> SHORT PROBLEM:
Copy out all the lines in the records that include the word "screenshot".

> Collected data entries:
[start]

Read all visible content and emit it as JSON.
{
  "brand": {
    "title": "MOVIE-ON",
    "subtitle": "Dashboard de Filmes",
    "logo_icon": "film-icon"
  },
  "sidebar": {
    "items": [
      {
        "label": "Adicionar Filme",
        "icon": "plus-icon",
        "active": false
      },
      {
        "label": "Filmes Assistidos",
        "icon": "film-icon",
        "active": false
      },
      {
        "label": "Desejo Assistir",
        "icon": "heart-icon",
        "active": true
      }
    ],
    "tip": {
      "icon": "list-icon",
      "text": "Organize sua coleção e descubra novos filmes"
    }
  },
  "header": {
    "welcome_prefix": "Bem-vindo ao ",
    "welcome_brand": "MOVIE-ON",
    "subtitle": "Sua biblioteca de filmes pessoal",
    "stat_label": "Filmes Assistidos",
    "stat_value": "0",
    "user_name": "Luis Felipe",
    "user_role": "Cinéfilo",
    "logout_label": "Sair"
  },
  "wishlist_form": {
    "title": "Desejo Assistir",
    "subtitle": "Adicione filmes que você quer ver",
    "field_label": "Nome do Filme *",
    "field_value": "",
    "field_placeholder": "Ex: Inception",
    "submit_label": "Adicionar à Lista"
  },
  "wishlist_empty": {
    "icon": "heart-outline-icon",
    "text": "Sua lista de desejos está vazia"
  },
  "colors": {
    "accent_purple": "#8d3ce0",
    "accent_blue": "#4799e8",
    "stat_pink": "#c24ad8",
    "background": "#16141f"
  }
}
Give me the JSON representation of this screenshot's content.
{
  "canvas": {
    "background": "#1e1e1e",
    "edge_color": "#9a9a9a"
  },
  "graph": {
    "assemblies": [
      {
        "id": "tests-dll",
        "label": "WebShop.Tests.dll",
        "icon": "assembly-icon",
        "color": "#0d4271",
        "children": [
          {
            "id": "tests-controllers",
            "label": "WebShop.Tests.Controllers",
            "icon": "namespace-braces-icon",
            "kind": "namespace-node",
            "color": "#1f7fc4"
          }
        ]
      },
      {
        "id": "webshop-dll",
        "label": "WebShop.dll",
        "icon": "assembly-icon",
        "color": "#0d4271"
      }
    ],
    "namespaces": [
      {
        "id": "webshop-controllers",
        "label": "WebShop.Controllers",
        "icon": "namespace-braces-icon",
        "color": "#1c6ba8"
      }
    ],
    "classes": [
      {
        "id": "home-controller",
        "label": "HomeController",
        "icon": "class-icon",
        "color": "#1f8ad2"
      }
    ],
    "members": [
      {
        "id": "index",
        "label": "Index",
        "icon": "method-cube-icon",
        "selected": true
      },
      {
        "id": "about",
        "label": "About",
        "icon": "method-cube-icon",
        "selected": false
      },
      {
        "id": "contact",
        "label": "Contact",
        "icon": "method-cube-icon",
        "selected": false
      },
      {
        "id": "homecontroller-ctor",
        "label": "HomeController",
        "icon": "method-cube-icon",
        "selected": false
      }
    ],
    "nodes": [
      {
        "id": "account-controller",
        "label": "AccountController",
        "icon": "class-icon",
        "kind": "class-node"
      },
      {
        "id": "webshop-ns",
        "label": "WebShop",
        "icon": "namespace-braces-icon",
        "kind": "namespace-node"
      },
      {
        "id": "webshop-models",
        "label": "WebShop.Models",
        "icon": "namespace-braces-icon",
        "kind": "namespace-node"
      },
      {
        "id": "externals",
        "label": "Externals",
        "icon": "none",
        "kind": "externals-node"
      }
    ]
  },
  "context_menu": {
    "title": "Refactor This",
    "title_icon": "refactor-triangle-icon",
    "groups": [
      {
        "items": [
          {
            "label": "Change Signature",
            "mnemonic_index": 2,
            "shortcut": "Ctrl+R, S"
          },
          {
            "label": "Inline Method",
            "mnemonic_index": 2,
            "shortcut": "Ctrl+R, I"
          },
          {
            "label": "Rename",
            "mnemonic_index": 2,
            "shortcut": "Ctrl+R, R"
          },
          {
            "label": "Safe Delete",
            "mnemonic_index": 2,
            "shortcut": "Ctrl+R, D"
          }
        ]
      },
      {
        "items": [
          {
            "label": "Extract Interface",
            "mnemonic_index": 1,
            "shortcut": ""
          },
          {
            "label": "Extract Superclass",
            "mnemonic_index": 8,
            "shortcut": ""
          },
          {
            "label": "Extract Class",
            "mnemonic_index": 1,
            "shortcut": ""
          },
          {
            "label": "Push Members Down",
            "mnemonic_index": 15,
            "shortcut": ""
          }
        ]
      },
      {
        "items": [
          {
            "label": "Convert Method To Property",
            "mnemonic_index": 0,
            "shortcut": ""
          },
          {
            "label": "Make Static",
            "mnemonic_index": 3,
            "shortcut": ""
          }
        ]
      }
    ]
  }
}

[end]
[start]

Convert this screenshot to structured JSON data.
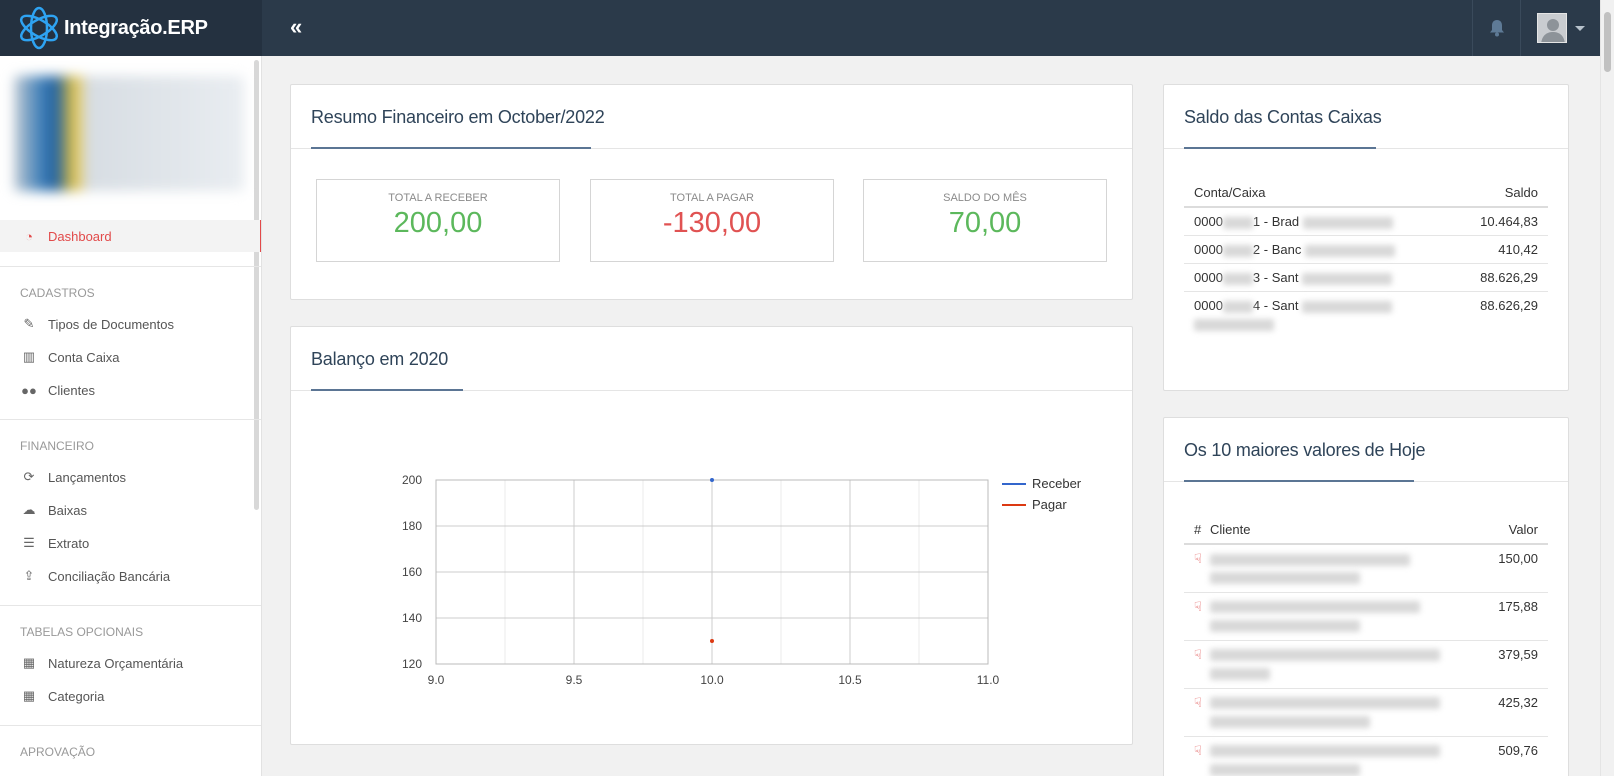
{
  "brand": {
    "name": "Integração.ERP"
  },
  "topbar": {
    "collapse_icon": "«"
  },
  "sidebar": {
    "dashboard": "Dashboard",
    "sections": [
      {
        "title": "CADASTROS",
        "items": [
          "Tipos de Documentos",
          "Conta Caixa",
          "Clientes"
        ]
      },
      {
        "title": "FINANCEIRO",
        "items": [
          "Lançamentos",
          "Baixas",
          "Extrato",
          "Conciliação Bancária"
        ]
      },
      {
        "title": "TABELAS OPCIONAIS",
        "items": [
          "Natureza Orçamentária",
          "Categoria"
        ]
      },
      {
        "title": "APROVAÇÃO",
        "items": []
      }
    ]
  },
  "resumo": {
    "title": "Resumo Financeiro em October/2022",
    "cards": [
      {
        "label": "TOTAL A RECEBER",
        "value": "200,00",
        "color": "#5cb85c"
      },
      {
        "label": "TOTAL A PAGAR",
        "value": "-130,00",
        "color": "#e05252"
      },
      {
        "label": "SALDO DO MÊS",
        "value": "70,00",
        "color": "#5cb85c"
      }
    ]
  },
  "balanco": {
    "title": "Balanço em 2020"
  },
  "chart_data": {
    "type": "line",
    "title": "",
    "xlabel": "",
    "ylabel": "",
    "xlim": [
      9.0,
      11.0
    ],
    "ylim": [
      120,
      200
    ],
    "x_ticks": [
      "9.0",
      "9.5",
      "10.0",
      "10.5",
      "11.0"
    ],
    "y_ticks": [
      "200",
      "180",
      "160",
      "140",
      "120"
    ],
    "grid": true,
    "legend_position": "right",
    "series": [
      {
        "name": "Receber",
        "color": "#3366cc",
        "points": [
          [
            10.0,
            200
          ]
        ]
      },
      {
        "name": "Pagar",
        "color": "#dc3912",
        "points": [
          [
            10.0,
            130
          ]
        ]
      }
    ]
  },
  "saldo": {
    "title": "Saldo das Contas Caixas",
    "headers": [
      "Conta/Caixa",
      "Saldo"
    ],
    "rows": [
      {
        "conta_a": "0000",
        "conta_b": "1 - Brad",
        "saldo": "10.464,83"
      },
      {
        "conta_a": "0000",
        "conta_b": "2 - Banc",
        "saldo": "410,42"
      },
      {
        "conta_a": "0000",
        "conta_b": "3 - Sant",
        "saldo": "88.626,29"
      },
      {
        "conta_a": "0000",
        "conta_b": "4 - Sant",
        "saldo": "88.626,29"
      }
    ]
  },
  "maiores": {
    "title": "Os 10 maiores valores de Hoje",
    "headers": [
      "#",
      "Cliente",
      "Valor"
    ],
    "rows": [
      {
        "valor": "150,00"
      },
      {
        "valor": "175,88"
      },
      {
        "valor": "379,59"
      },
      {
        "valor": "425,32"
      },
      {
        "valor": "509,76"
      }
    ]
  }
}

[end]
[start]

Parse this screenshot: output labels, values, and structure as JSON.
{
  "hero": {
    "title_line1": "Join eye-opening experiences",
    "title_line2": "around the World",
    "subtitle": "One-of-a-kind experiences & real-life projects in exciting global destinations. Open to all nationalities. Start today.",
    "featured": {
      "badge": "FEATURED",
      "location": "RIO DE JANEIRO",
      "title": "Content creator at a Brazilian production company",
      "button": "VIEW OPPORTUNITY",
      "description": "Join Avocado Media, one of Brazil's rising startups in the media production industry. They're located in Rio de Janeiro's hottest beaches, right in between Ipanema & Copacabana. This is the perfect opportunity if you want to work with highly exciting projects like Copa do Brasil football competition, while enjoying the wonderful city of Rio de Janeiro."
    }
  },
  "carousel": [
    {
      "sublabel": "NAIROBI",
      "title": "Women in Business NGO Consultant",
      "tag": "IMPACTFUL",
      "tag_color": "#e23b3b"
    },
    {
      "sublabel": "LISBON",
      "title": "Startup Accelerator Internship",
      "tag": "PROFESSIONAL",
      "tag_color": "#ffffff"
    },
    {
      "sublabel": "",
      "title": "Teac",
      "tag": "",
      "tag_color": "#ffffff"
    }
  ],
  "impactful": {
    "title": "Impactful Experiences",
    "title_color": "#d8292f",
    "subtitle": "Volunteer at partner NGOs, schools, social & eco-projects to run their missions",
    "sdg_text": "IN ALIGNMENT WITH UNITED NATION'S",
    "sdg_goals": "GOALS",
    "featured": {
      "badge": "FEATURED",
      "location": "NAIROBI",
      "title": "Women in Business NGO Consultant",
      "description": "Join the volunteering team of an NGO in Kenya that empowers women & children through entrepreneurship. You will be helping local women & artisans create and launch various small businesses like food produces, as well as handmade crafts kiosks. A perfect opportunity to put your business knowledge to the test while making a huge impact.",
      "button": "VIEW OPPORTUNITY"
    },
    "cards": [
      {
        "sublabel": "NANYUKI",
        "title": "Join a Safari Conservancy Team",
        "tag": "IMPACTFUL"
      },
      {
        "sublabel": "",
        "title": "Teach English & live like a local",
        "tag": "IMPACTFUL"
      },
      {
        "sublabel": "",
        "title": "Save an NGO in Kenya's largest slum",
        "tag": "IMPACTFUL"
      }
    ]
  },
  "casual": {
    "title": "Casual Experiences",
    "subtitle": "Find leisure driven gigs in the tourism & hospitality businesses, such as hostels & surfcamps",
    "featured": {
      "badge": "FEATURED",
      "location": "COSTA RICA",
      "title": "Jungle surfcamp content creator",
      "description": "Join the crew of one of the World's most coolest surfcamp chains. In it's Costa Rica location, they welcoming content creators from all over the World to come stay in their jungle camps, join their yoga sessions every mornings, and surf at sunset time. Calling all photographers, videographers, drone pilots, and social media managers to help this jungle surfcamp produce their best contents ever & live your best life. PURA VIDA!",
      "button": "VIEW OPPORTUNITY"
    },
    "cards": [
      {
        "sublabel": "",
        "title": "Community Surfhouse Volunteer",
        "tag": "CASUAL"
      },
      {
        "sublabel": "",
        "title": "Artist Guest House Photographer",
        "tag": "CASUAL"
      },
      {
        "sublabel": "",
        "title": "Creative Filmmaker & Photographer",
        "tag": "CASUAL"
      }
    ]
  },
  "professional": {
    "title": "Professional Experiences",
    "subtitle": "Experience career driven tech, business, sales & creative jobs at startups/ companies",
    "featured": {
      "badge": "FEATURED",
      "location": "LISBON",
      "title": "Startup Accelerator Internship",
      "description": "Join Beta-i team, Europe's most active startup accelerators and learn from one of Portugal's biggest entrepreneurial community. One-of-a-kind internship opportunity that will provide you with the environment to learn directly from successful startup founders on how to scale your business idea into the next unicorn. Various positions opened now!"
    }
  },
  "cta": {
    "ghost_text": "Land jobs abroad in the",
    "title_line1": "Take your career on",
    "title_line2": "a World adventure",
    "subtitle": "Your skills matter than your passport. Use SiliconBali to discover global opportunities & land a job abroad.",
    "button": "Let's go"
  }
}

[end]

> RESULT OF THE EXERCISE:
Give me the JSON representation of this screenshot's content.
Convert this screenshot to structured JSON data.
Parse this screenshot: output labels, values, and structure as JSON.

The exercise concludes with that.